-- Required task --
Print every record below exactly as written.

-- Dataset extract --
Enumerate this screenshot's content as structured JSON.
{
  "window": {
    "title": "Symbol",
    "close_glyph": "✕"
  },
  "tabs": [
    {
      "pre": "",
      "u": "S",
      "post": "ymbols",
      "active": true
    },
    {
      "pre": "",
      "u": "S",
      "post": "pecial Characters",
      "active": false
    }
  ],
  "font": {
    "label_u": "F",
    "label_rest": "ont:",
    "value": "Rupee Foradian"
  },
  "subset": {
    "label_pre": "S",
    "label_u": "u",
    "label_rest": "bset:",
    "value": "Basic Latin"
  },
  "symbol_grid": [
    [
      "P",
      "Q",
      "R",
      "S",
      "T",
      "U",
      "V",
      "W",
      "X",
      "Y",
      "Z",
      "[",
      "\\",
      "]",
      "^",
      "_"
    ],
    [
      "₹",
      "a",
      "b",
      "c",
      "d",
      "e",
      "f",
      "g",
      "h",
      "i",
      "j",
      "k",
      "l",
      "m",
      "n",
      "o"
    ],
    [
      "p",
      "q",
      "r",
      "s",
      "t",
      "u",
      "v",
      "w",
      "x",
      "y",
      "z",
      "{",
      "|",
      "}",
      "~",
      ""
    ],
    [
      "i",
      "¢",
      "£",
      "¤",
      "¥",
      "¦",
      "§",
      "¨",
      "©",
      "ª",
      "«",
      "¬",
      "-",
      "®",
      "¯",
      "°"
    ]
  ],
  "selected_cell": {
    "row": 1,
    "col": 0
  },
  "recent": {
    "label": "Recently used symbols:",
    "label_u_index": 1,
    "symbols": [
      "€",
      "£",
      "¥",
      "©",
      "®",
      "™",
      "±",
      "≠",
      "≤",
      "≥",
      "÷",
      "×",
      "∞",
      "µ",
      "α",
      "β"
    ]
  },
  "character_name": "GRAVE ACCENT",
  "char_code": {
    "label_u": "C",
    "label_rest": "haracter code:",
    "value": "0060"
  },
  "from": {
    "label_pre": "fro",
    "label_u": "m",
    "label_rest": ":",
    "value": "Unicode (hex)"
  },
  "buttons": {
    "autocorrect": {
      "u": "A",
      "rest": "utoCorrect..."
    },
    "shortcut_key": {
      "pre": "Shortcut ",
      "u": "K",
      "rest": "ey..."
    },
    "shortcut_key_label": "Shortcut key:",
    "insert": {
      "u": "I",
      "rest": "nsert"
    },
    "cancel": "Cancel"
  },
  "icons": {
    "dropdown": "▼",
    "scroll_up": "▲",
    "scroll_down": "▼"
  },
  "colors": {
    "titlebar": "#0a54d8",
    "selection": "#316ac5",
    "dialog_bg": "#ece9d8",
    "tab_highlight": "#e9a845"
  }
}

-- Finished answer --
Enumerate this screenshot's content as structured JSON.
{
  "window": {
    "title": "Symbol",
    "close_glyph": "✕"
  },
  "tabs": [
    {
      "pre": "",
      "u": "S",
      "post": "ymbols",
      "active": true
    },
    {
      "pre": "",
      "u": "S",
      "post": "pecial Characters",
      "active": false
    }
  ],
  "font": {
    "label_u": "F",
    "label_rest": "ont:",
    "value": "Rupee Foradian"
  },
  "subset": {
    "label_pre": "S",
    "label_u": "u",
    "label_rest": "bset:",
    "value": "Basic Latin"
  },
  "symbol_grid": [
    [
      "P",
      "Q",
      "R",
      "S",
      "T",
      "U",
      "V",
      "W",
      "X",
      "Y",
      "Z",
      "[",
      "\\",
      "]",
      "^",
      "_"
    ],
    [
      "₹",
      "a",
      "b",
      "c",
      "d",
      "e",
      "f",
      "g",
      "h",
      "i",
      "j",
      "k",
      "l",
      "m",
      "n",
      "o"
    ],
    [
      "p",
      "q",
      "r",
      "s",
      "t",
      "u",
      "v",
      "w",
      "x",
      "y",
      "z",
      "{",
      "|",
      "}",
      "~",
      ""
    ],
    [
      "i",
      "¢",
      "£",
      "¤",
      "¥",
      "¦",
      "§",
      "¨",
      "©",
      "ª",
      "«",
      "¬",
      "-",
      "®",
      "¯",
      "°"
    ]
  ],
  "selected_cell": {
    "row": 1,
    "col": 0
  },
  "recent": {
    "label": "Recently used symbols:",
    "label_u_index": 1,
    "symbols": [
      "€",
      "£",
      "¥",
      "©",
      "®",
      "™",
      "±",
      "≠",
      "≤",
      "≥",
      "÷",
      "×",
      "∞",
      "µ",
      "α",
      "β"
    ]
  },
  "character_name": "GRAVE ACCENT",
  "char_code": {
    "label_u": "C",
    "label_rest": "haracter code:",
    "value": "0060"
  },
  "from": {
    "label_pre": "fro",
    "label_u": "m",
    "label_rest": ":",
    "value": "Unicode (hex)"
  },
  "buttons": {
    "autocorrect": {
      "u": "A",
      "rest": "utoCorrect..."
    },
    "shortcut_key": {
      "pre": "Shortcut ",
      "u": "K",
      "rest": "ey..."
    },
    "shortcut_key_label": "Shortcut key:",
    "insert": {
      "u": "I",
      "rest": "nsert"
    },
    "cancel": "Cancel"
  },
  "icons": {
    "dropdown": "▼",
    "scroll_up": "▲",
    "scroll_down": "▼"
  },
  "colors": {
    "titlebar": "#0a54d8",
    "selection": "#316ac5",
    "dialog_bg": "#ece9d8",
    "tab_highlight": "#e9a845"
  }
}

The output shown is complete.